***** RECORDS SHOWN
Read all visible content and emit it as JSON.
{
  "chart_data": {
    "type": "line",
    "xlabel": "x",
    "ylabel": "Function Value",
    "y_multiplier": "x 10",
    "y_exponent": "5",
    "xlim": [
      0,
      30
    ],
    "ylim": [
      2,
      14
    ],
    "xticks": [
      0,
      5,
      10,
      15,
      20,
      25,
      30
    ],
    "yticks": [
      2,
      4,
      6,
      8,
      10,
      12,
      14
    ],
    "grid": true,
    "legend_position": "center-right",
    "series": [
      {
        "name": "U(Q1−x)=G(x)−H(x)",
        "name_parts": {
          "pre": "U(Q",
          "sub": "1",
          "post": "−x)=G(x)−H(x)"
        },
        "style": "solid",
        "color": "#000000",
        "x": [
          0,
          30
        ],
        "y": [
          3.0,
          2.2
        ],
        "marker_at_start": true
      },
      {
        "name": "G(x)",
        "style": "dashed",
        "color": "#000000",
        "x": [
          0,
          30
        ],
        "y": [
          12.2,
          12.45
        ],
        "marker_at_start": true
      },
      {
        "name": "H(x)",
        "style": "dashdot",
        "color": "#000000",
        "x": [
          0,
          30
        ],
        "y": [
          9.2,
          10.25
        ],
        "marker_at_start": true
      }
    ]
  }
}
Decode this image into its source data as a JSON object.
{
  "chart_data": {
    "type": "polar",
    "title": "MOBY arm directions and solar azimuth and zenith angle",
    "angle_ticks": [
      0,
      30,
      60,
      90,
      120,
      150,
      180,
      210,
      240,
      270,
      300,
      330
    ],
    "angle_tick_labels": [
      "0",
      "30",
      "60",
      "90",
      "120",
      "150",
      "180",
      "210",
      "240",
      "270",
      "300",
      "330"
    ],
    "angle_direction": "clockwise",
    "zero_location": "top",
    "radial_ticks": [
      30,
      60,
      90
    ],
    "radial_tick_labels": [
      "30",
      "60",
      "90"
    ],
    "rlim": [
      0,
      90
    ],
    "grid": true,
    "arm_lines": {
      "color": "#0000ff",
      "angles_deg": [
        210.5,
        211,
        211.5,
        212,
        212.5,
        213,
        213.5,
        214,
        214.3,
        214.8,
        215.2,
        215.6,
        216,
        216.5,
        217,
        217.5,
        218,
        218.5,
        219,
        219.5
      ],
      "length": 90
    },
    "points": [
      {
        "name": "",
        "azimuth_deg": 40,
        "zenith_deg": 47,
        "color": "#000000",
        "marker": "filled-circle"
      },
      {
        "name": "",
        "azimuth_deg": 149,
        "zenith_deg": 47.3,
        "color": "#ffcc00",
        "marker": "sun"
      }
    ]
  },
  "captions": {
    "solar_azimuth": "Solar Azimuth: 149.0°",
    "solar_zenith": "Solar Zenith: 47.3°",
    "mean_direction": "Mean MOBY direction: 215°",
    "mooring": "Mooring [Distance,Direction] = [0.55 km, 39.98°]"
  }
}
**********
Using the entries above, please restate each one word for word.

> [ANSWER TO THIS EXERCISE]
Read all visible content and emit it as JSON.
{
  "chart_data": {
    "type": "line",
    "xlabel": "x",
    "ylabel": "Function Value",
    "y_multiplier": "x 10",
    "y_exponent": "5",
    "xlim": [
      0,
      30
    ],
    "ylim": [
      2,
      14
    ],
    "xticks": [
      0,
      5,
      10,
      15,
      20,
      25,
      30
    ],
    "yticks": [
      2,
      4,
      6,
      8,
      10,
      12,
      14
    ],
    "grid": true,
    "legend_position": "center-right",
    "series": [
      {
        "name": "U(Q1−x)=G(x)−H(x)",
        "name_parts": {
          "pre": "U(Q",
          "sub": "1",
          "post": "−x)=G(x)−H(x)"
        },
        "style": "solid",
        "color": "#000000",
        "x": [
          0,
          30
        ],
        "y": [
          3.0,
          2.2
        ],
        "marker_at_start": true
      },
      {
        "name": "G(x)",
        "style": "dashed",
        "color": "#000000",
        "x": [
          0,
          30
        ],
        "y": [
          12.2,
          12.45
        ],
        "marker_at_start": true
      },
      {
        "name": "H(x)",
        "style": "dashdot",
        "color": "#000000",
        "x": [
          0,
          30
        ],
        "y": [
          9.2,
          10.25
        ],
        "marker_at_start": true
      }
    ]
  }
}
Decode this image into its source data as a JSON object.
{
  "chart_data": {
    "type": "polar",
    "title": "MOBY arm directions and solar azimuth and zenith angle",
    "angle_ticks": [
      0,
      30,
      60,
      90,
      120,
      150,
      180,
      210,
      240,
      270,
      300,
      330
    ],
    "angle_tick_labels": [
      "0",
      "30",
      "60",
      "90",
      "120",
      "150",
      "180",
      "210",
      "240",
      "270",
      "300",
      "330"
    ],
    "angle_direction": "clockwise",
    "zero_location": "top",
    "radial_ticks": [
      30,
      60,
      90
    ],
    "radial_tick_labels": [
      "30",
      "60",
      "90"
    ],
    "rlim": [
      0,
      90
    ],
    "grid": true,
    "arm_lines": {
      "color": "#0000ff",
      "angles_deg": [
        210.5,
        211,
        211.5,
        212,
        212.5,
        213,
        213.5,
        214,
        214.3,
        214.8,
        215.2,
        215.6,
        216,
        216.5,
        217,
        217.5,
        218,
        218.5,
        219,
        219.5
      ],
      "length": 90
    },
    "points": [
      {
        "name": "",
        "azimuth_deg": 40,
        "zenith_deg": 47,
        "color": "#000000",
        "marker": "filled-circle"
      },
      {
        "name": "",
        "azimuth_deg": 149,
        "zenith_deg": 47.3,
        "color": "#ffcc00",
        "marker": "sun"
      }
    ]
  },
  "captions": {
    "solar_azimuth": "Solar Azimuth: 149.0°",
    "solar_zenith": "Solar Zenith: 47.3°",
    "mean_direction": "Mean MOBY direction: 215°",
    "mooring": "Mooring [Distance,Direction] = [0.55 km, 39.98°]"
  }
}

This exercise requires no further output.